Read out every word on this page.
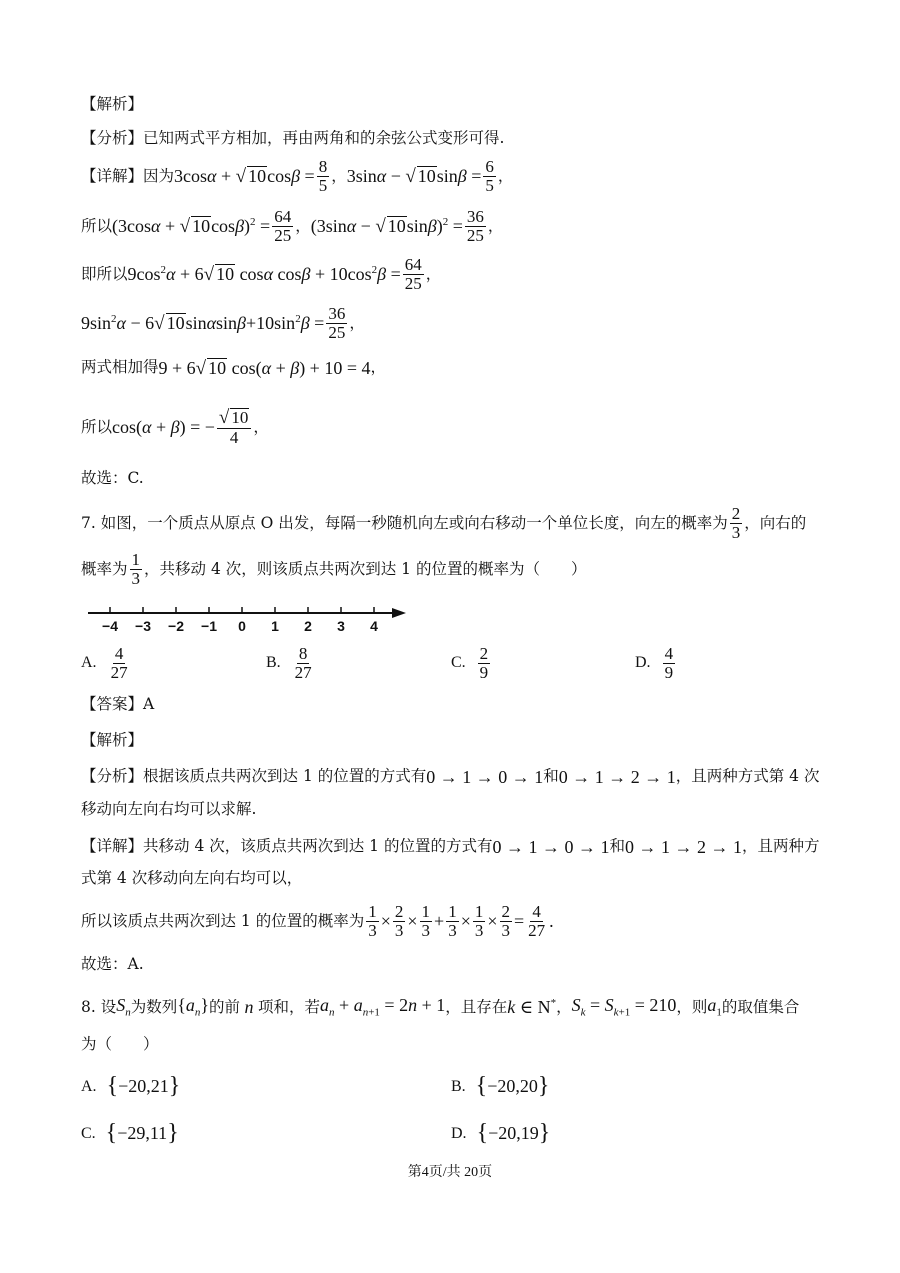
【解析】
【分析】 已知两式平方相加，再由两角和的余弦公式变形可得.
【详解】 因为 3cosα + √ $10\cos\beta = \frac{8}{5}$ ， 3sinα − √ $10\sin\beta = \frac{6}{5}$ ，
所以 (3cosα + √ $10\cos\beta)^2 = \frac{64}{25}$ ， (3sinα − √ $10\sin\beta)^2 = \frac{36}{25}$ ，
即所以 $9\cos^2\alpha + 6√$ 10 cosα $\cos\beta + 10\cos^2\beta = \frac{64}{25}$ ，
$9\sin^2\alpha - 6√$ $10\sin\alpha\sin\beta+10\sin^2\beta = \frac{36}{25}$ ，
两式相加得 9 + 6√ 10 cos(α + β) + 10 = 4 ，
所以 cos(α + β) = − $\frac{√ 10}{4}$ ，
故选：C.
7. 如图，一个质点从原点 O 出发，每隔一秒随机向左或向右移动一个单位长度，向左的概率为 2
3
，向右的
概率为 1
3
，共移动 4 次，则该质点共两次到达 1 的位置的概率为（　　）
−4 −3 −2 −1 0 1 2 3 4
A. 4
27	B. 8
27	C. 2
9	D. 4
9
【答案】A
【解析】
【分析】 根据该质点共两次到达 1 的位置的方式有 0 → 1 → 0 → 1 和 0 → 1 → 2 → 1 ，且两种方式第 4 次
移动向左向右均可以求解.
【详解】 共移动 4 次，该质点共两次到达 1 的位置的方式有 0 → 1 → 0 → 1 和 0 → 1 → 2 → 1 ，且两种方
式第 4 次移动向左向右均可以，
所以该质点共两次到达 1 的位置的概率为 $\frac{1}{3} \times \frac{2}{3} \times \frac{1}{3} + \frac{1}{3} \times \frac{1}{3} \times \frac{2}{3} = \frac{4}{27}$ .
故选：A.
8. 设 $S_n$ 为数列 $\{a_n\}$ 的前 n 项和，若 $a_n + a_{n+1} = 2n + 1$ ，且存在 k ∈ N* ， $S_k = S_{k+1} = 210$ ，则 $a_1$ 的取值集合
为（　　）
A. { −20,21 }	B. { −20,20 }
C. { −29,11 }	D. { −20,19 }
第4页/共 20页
* * *
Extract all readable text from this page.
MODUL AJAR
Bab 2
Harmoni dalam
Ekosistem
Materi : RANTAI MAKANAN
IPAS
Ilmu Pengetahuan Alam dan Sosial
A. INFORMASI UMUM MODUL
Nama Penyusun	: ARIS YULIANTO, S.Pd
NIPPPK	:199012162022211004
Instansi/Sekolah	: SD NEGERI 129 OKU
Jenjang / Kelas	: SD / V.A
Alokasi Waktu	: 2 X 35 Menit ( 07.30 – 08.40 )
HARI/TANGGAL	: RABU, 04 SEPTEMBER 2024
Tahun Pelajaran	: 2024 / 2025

#### [Given request]
Among the lines of the data above, determine how many contain the word "alpha". Report the number alone.

#### [Exercise result]
2